• **Data shown**:
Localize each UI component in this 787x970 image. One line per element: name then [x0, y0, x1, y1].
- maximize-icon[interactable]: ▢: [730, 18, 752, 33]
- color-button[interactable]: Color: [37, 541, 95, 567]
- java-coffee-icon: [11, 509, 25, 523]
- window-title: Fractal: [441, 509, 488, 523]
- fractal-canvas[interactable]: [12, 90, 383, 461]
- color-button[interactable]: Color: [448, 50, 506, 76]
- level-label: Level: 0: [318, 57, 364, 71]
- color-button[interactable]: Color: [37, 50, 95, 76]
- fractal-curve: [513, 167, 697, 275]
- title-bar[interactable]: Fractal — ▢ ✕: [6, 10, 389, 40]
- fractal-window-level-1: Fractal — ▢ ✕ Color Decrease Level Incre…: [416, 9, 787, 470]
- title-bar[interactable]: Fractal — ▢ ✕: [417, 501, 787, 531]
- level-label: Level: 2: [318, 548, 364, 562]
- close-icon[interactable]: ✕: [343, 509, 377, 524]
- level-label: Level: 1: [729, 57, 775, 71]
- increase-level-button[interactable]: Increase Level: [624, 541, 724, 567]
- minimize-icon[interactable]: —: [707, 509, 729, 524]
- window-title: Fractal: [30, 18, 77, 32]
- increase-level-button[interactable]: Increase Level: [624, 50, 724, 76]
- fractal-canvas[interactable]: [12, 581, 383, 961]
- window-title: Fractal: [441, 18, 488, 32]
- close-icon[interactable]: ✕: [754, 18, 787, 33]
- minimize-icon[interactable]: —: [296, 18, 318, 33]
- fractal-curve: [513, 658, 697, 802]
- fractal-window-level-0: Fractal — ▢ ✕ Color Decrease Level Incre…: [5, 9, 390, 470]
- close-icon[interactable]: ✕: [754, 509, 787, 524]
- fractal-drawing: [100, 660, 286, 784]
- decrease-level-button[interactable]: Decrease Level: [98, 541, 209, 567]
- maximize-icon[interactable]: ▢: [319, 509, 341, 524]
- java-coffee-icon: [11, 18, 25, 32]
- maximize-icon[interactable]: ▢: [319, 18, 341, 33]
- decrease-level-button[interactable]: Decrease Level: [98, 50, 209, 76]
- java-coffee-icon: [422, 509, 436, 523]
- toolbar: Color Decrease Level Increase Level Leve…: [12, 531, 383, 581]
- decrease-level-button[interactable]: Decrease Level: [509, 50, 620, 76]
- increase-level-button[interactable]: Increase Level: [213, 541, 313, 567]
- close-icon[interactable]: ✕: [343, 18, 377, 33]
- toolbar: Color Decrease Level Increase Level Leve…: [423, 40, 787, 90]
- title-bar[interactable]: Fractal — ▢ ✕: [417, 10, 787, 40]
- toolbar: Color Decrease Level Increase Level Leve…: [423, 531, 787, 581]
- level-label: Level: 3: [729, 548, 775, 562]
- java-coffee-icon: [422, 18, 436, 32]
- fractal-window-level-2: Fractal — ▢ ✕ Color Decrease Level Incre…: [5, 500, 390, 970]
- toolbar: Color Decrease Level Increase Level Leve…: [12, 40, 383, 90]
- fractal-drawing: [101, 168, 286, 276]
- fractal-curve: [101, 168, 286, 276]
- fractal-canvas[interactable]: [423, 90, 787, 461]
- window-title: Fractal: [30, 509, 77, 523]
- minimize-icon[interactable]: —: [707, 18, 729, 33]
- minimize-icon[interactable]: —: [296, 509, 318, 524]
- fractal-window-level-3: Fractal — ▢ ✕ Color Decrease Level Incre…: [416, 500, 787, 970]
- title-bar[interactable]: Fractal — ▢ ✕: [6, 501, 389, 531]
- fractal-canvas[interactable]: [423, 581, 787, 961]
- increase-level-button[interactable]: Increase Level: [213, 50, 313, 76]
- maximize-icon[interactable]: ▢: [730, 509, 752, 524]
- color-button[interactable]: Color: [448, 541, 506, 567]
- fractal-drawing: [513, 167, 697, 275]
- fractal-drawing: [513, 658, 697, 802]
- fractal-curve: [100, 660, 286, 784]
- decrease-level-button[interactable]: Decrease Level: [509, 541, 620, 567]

• **Directions**:
Update the entries from the first line through the line that contains "541, 313, 567]" by changing every "java-coffee-icon" to "app-icon", leaving everything else unchanged, and give back only those lines.

• **Task answer**:
Localize each UI component in this 787x970 image. One line per element: name then [x0, y0, x1, y1].
- maximize-icon[interactable]: ▢: [730, 18, 752, 33]
- color-button[interactable]: Color: [37, 541, 95, 567]
- app-icon: [11, 509, 25, 523]
- window-title: Fractal: [441, 509, 488, 523]
- fractal-canvas[interactable]: [12, 90, 383, 461]
- color-button[interactable]: Color: [448, 50, 506, 76]
- level-label: Level: 0: [318, 57, 364, 71]
- color-button[interactable]: Color: [37, 50, 95, 76]
- fractal-curve: [513, 167, 697, 275]
- title-bar[interactable]: Fractal — ▢ ✕: [6, 10, 389, 40]
- fractal-window-level-1: Fractal — ▢ ✕ Color Decrease Level Incre…: [416, 9, 787, 470]
- title-bar[interactable]: Fractal — ▢ ✕: [417, 501, 787, 531]
- level-label: Level: 2: [318, 548, 364, 562]
- close-icon[interactable]: ✕: [343, 509, 377, 524]
- level-label: Level: 1: [729, 57, 775, 71]
- increase-level-button[interactable]: Increase Level: [624, 541, 724, 567]
- minimize-icon[interactable]: —: [707, 509, 729, 524]
- window-title: Fractal: [30, 18, 77, 32]
- increase-level-button[interactable]: Increase Level: [624, 50, 724, 76]
- fractal-canvas[interactable]: [12, 581, 383, 961]
- window-title: Fractal: [441, 18, 488, 32]
- close-icon[interactable]: ✕: [754, 18, 787, 33]
- minimize-icon[interactable]: —: [296, 18, 318, 33]
- fractal-curve: [513, 658, 697, 802]
- fractal-window-level-0: Fractal — ▢ ✕ Color Decrease Level Incre…: [5, 9, 390, 470]
- close-icon[interactable]: ✕: [754, 509, 787, 524]
- fractal-drawing: [100, 660, 286, 784]
- decrease-level-button[interactable]: Decrease Level: [98, 541, 209, 567]
- maximize-icon[interactable]: ▢: [319, 509, 341, 524]
- app-icon: [11, 18, 25, 32]
- maximize-icon[interactable]: ▢: [319, 18, 341, 33]
- decrease-level-button[interactable]: Decrease Level: [98, 50, 209, 76]
- app-icon: [422, 509, 436, 523]
- toolbar: Color Decrease Level Increase Level Leve…: [12, 531, 383, 581]
- decrease-level-button[interactable]: Decrease Level: [509, 50, 620, 76]
- increase-level-button[interactable]: Increase Level: [213, 541, 313, 567]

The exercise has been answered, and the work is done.